# GIVEN PROBLEM
Omit the images, then print each record below exactly as it reads.

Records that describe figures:
════════════════

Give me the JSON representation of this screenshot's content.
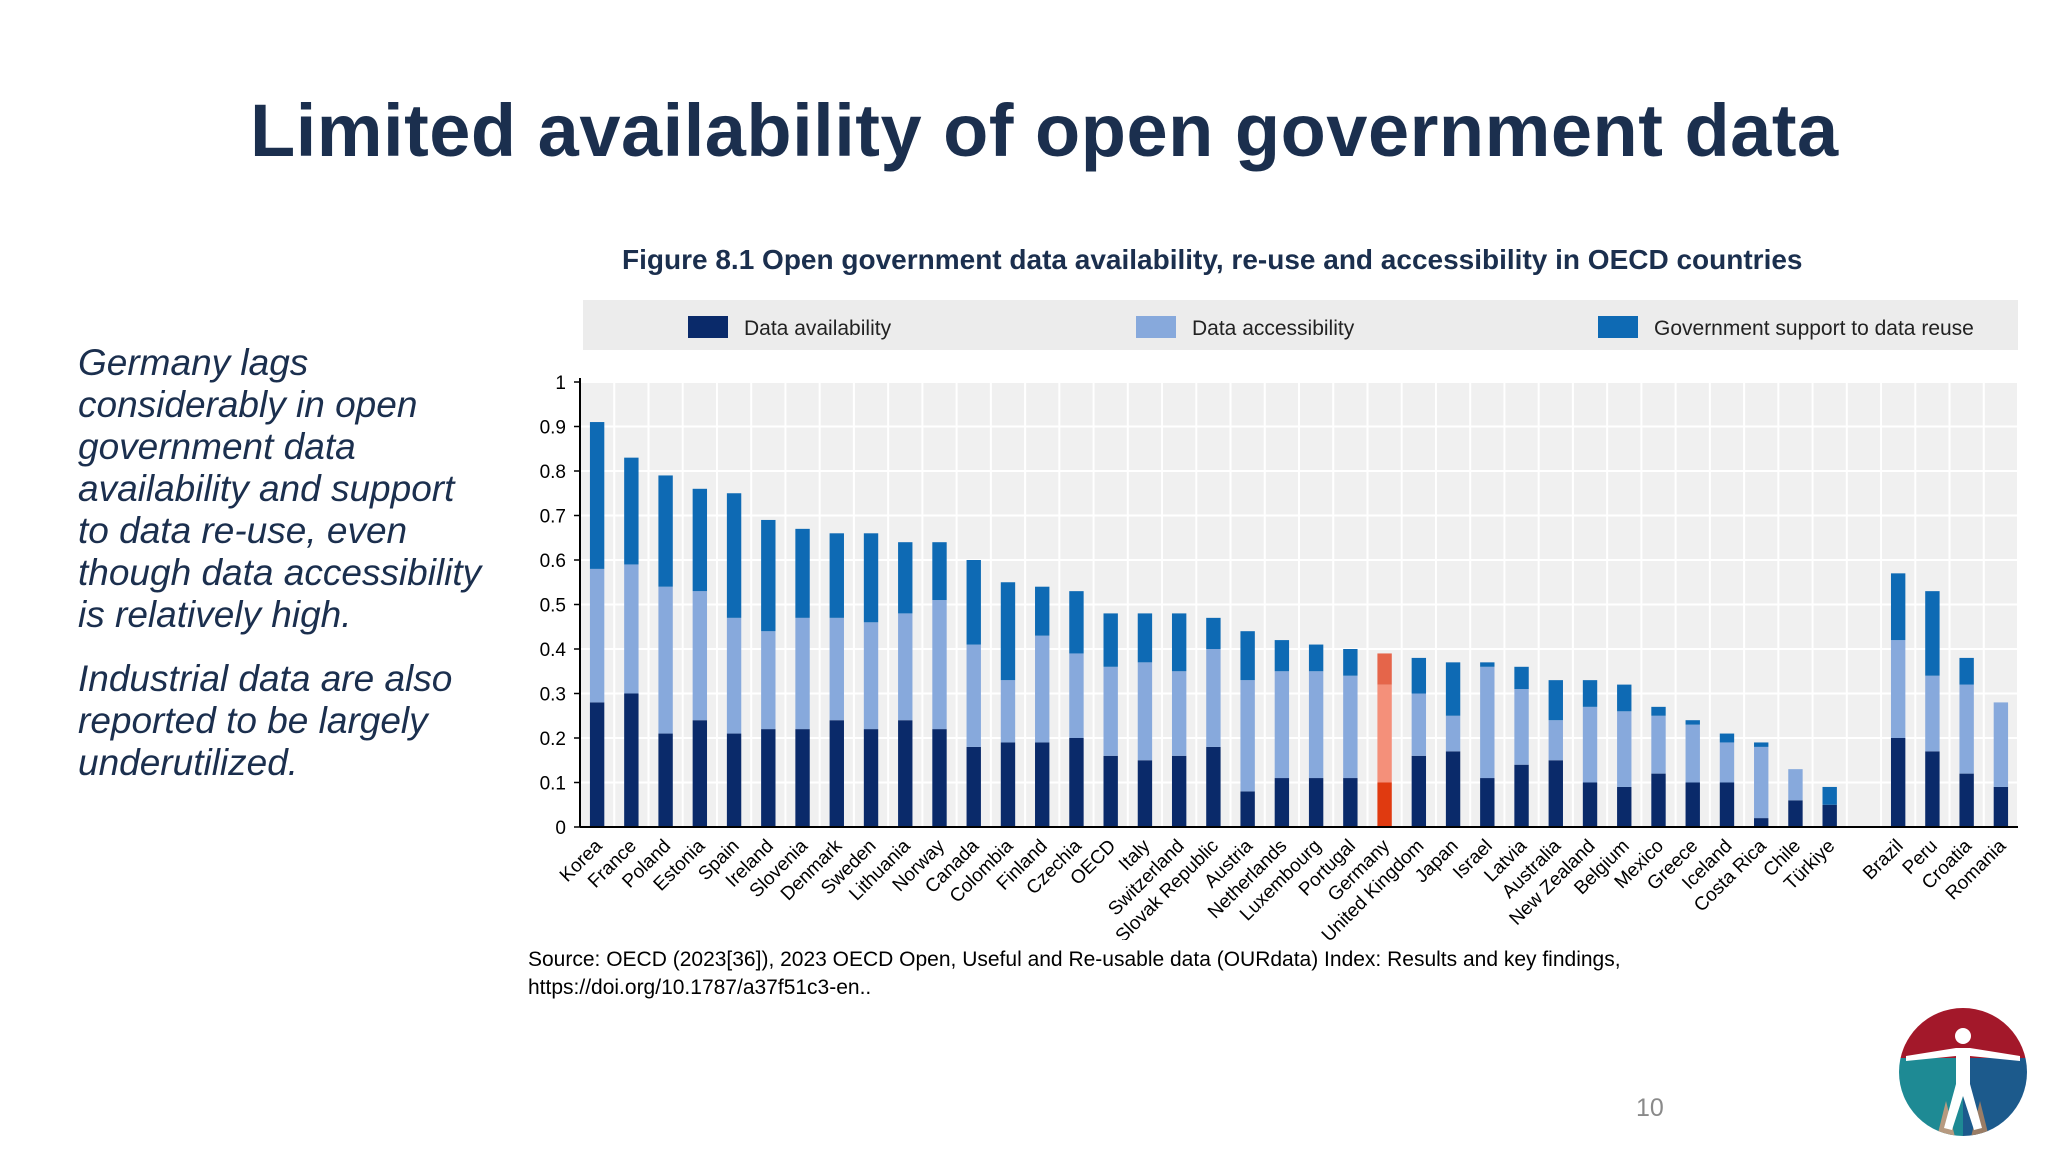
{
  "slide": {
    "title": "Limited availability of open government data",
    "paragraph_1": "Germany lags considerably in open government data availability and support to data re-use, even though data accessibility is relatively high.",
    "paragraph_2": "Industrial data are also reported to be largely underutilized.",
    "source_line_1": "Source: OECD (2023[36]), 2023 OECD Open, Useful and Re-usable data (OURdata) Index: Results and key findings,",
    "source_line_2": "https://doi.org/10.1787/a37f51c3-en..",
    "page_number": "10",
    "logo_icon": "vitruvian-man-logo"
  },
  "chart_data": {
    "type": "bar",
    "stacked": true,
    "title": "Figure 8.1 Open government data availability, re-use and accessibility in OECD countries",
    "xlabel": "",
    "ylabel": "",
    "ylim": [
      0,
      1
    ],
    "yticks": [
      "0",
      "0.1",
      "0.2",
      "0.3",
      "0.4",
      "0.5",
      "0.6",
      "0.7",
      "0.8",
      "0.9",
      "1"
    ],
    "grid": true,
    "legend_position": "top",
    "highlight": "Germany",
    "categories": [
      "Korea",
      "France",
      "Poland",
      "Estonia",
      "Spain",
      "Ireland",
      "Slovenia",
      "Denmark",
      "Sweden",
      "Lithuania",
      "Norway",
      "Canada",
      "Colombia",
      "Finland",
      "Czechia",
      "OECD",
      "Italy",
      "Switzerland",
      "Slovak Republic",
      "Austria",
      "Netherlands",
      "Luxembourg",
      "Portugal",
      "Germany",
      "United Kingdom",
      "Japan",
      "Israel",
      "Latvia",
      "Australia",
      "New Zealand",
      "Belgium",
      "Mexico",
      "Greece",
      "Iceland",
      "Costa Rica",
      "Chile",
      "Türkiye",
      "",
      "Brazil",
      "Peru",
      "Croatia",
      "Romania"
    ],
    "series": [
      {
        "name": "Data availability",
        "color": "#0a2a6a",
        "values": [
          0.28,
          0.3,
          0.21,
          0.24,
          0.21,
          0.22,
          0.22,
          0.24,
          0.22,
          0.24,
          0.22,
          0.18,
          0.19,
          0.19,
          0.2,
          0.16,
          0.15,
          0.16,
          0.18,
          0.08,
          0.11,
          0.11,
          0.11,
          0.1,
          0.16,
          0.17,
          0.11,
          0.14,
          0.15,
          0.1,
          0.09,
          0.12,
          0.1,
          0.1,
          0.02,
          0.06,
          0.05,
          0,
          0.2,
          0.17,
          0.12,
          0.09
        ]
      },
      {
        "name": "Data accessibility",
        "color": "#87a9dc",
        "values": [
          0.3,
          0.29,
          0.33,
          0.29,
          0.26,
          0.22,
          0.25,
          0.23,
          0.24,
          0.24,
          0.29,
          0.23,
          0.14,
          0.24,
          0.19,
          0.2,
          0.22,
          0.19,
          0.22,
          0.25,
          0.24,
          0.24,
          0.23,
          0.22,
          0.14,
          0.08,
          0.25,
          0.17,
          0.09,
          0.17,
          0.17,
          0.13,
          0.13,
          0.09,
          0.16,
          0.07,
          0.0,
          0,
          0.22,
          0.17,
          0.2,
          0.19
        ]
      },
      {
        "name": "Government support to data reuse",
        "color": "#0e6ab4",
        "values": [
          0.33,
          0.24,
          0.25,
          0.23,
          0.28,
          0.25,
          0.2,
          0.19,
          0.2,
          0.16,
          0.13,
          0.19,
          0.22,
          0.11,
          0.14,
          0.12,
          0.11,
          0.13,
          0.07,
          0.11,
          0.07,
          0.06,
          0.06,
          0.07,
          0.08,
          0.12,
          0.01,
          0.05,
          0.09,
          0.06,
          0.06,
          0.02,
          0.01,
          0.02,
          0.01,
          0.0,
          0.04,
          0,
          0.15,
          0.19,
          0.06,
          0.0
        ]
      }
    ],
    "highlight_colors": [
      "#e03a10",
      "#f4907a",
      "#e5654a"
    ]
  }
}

════════════════

# CORRECT RESULT
Give me the JSON representation of this screenshot's content.
{
  "slide": {
    "title": "Limited availability of open government data",
    "paragraph_1": "Germany lags considerably in open government data availability and support to data re-use, even though data accessibility is relatively high.",
    "paragraph_2": "Industrial data are also reported to be largely underutilized.",
    "source_line_1": "Source: OECD (2023[36]), 2023 OECD Open, Useful and Re-usable data (OURdata) Index: Results and key findings,",
    "source_line_2": "https://doi.org/10.1787/a37f51c3-en..",
    "page_number": "10",
    "logo_icon": "vitruvian-man-logo"
  },
  "chart_data": {
    "type": "bar",
    "stacked": true,
    "title": "Figure 8.1 Open government data availability, re-use and accessibility in OECD countries",
    "xlabel": "",
    "ylabel": "",
    "ylim": [
      0,
      1
    ],
    "yticks": [
      "0",
      "0.1",
      "0.2",
      "0.3",
      "0.4",
      "0.5",
      "0.6",
      "0.7",
      "0.8",
      "0.9",
      "1"
    ],
    "grid": true,
    "legend_position": "top",
    "highlight": "Germany",
    "categories": [
      "Korea",
      "France",
      "Poland",
      "Estonia",
      "Spain",
      "Ireland",
      "Slovenia",
      "Denmark",
      "Sweden",
      "Lithuania",
      "Norway",
      "Canada",
      "Colombia",
      "Finland",
      "Czechia",
      "OECD",
      "Italy",
      "Switzerland",
      "Slovak Republic",
      "Austria",
      "Netherlands",
      "Luxembourg",
      "Portugal",
      "Germany",
      "United Kingdom",
      "Japan",
      "Israel",
      "Latvia",
      "Australia",
      "New Zealand",
      "Belgium",
      "Mexico",
      "Greece",
      "Iceland",
      "Costa Rica",
      "Chile",
      "Türkiye",
      "",
      "Brazil",
      "Peru",
      "Croatia",
      "Romania"
    ],
    "series": [
      {
        "name": "Data availability",
        "color": "#0a2a6a",
        "values": [
          0.28,
          0.3,
          0.21,
          0.24,
          0.21,
          0.22,
          0.22,
          0.24,
          0.22,
          0.24,
          0.22,
          0.18,
          0.19,
          0.19,
          0.2,
          0.16,
          0.15,
          0.16,
          0.18,
          0.08,
          0.11,
          0.11,
          0.11,
          0.1,
          0.16,
          0.17,
          0.11,
          0.14,
          0.15,
          0.1,
          0.09,
          0.12,
          0.1,
          0.1,
          0.02,
          0.06,
          0.05,
          0,
          0.2,
          0.17,
          0.12,
          0.09
        ]
      },
      {
        "name": "Data accessibility",
        "color": "#87a9dc",
        "values": [
          0.3,
          0.29,
          0.33,
          0.29,
          0.26,
          0.22,
          0.25,
          0.23,
          0.24,
          0.24,
          0.29,
          0.23,
          0.14,
          0.24,
          0.19,
          0.2,
          0.22,
          0.19,
          0.22,
          0.25,
          0.24,
          0.24,
          0.23,
          0.22,
          0.14,
          0.08,
          0.25,
          0.17,
          0.09,
          0.17,
          0.17,
          0.13,
          0.13,
          0.09,
          0.16,
          0.07,
          0.0,
          0,
          0.22,
          0.17,
          0.2,
          0.19
        ]
      },
      {
        "name": "Government support to data reuse",
        "color": "#0e6ab4",
        "values": [
          0.33,
          0.24,
          0.25,
          0.23,
          0.28,
          0.25,
          0.2,
          0.19,
          0.2,
          0.16,
          0.13,
          0.19,
          0.22,
          0.11,
          0.14,
          0.12,
          0.11,
          0.13,
          0.07,
          0.11,
          0.07,
          0.06,
          0.06,
          0.07,
          0.08,
          0.12,
          0.01,
          0.05,
          0.09,
          0.06,
          0.06,
          0.02,
          0.01,
          0.02,
          0.01,
          0.0,
          0.04,
          0,
          0.15,
          0.19,
          0.06,
          0.0
        ]
      }
    ],
    "highlight_colors": [
      "#e03a10",
      "#f4907a",
      "#e5654a"
    ]
  }
}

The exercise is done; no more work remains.